• [WHAT NEEDS TO BE DONE]
Report, as a bare number, how many lines hold "accel".

(Lines of data)
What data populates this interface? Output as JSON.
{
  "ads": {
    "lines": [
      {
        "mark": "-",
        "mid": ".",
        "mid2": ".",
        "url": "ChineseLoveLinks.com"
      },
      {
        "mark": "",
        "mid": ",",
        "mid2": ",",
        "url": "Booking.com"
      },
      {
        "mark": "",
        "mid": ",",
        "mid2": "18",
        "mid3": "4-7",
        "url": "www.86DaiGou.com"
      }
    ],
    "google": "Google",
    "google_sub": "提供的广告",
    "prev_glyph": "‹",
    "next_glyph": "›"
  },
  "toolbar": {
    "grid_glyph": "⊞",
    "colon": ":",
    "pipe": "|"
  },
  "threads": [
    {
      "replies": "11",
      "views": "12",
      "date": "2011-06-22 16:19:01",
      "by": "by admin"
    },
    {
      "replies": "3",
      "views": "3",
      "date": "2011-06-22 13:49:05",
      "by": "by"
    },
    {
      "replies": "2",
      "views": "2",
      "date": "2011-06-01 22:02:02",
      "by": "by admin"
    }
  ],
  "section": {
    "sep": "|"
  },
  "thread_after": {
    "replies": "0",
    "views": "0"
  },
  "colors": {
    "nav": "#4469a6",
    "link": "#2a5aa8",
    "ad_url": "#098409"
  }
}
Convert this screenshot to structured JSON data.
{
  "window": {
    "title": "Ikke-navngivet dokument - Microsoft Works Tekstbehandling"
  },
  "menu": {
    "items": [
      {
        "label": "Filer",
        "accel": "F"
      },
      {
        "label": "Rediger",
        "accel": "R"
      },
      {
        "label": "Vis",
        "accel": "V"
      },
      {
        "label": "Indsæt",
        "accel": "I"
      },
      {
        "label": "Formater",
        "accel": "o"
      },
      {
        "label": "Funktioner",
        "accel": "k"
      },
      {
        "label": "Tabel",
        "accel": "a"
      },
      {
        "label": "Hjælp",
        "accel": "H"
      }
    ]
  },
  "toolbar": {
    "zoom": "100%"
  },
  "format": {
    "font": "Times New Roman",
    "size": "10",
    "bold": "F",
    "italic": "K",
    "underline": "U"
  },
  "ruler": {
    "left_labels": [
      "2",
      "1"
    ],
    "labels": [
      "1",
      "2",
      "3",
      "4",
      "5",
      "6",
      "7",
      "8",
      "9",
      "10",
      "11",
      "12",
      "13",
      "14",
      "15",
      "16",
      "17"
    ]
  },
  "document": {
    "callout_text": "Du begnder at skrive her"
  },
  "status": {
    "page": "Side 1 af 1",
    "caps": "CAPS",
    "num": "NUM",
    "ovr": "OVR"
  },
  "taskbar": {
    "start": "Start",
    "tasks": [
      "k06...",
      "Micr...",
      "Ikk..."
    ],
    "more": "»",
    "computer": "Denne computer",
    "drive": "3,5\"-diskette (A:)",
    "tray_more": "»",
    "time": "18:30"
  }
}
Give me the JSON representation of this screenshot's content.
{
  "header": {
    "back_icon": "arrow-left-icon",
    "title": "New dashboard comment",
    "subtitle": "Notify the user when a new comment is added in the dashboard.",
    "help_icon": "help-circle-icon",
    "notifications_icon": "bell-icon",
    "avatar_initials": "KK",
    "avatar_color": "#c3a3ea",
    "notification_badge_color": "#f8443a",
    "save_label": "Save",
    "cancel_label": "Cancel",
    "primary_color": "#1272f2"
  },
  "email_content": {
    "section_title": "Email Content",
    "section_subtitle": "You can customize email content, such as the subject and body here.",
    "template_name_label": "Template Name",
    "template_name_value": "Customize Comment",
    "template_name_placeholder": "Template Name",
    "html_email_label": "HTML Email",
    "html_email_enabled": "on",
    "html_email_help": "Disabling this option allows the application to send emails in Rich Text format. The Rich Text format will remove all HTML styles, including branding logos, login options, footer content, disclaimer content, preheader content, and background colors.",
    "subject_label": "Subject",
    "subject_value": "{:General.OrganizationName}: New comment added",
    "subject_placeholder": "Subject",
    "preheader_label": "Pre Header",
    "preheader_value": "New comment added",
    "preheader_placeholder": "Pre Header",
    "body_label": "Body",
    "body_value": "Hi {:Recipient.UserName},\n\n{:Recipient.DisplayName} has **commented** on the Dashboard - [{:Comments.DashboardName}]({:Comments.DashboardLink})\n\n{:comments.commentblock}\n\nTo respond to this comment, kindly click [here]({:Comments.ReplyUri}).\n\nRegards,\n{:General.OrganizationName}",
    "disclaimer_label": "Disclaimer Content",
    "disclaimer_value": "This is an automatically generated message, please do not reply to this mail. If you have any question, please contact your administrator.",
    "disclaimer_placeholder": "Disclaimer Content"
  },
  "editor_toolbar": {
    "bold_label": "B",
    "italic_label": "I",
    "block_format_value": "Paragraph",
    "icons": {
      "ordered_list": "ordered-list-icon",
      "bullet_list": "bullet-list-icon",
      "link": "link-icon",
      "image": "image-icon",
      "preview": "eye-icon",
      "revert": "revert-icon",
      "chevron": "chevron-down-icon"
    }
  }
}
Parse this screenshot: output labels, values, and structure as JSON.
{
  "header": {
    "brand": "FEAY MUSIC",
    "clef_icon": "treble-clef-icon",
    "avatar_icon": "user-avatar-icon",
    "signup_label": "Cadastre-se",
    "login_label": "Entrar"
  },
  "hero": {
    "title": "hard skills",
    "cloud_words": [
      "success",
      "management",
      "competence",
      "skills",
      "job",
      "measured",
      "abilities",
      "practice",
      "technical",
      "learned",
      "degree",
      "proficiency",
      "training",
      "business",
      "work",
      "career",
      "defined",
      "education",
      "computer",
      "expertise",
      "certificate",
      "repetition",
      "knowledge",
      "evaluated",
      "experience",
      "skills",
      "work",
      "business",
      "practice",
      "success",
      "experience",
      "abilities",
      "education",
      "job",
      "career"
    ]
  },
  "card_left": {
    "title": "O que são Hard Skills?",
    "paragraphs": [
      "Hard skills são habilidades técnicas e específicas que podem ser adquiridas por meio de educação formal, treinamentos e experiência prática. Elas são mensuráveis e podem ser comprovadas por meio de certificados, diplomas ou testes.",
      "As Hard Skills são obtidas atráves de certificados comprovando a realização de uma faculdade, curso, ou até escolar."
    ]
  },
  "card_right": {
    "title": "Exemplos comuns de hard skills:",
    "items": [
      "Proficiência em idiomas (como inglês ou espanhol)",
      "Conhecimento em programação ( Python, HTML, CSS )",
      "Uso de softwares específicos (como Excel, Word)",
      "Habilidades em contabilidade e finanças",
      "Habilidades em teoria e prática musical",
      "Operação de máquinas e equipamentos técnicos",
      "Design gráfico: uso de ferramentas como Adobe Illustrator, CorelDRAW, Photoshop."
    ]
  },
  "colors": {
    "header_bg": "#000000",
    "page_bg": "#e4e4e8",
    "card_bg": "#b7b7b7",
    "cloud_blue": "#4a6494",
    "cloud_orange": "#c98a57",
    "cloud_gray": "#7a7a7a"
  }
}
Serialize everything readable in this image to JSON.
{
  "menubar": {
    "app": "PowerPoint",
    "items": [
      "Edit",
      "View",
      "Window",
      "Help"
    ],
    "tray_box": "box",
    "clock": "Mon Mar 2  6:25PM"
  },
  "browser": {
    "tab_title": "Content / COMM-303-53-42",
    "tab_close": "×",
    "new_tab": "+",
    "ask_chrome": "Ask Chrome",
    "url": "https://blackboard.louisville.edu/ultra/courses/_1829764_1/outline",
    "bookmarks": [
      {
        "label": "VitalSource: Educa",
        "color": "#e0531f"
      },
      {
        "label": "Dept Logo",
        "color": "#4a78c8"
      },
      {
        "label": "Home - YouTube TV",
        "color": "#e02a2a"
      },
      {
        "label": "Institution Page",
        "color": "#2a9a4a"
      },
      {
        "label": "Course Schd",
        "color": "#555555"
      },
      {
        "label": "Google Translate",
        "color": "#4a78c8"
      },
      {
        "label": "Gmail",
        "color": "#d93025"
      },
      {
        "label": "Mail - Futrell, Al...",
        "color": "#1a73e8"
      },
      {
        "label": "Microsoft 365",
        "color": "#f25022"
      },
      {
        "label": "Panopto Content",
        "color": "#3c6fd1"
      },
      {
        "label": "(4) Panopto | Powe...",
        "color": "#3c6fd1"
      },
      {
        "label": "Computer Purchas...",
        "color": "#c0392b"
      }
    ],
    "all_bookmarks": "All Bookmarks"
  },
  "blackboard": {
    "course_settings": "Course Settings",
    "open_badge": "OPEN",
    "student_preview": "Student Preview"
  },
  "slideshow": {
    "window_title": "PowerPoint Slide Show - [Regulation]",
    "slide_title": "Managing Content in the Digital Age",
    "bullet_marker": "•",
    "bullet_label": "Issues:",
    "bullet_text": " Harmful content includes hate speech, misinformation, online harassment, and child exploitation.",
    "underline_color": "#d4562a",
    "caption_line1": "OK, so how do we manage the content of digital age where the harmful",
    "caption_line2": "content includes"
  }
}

• [RESULT OF THIS TASK]
8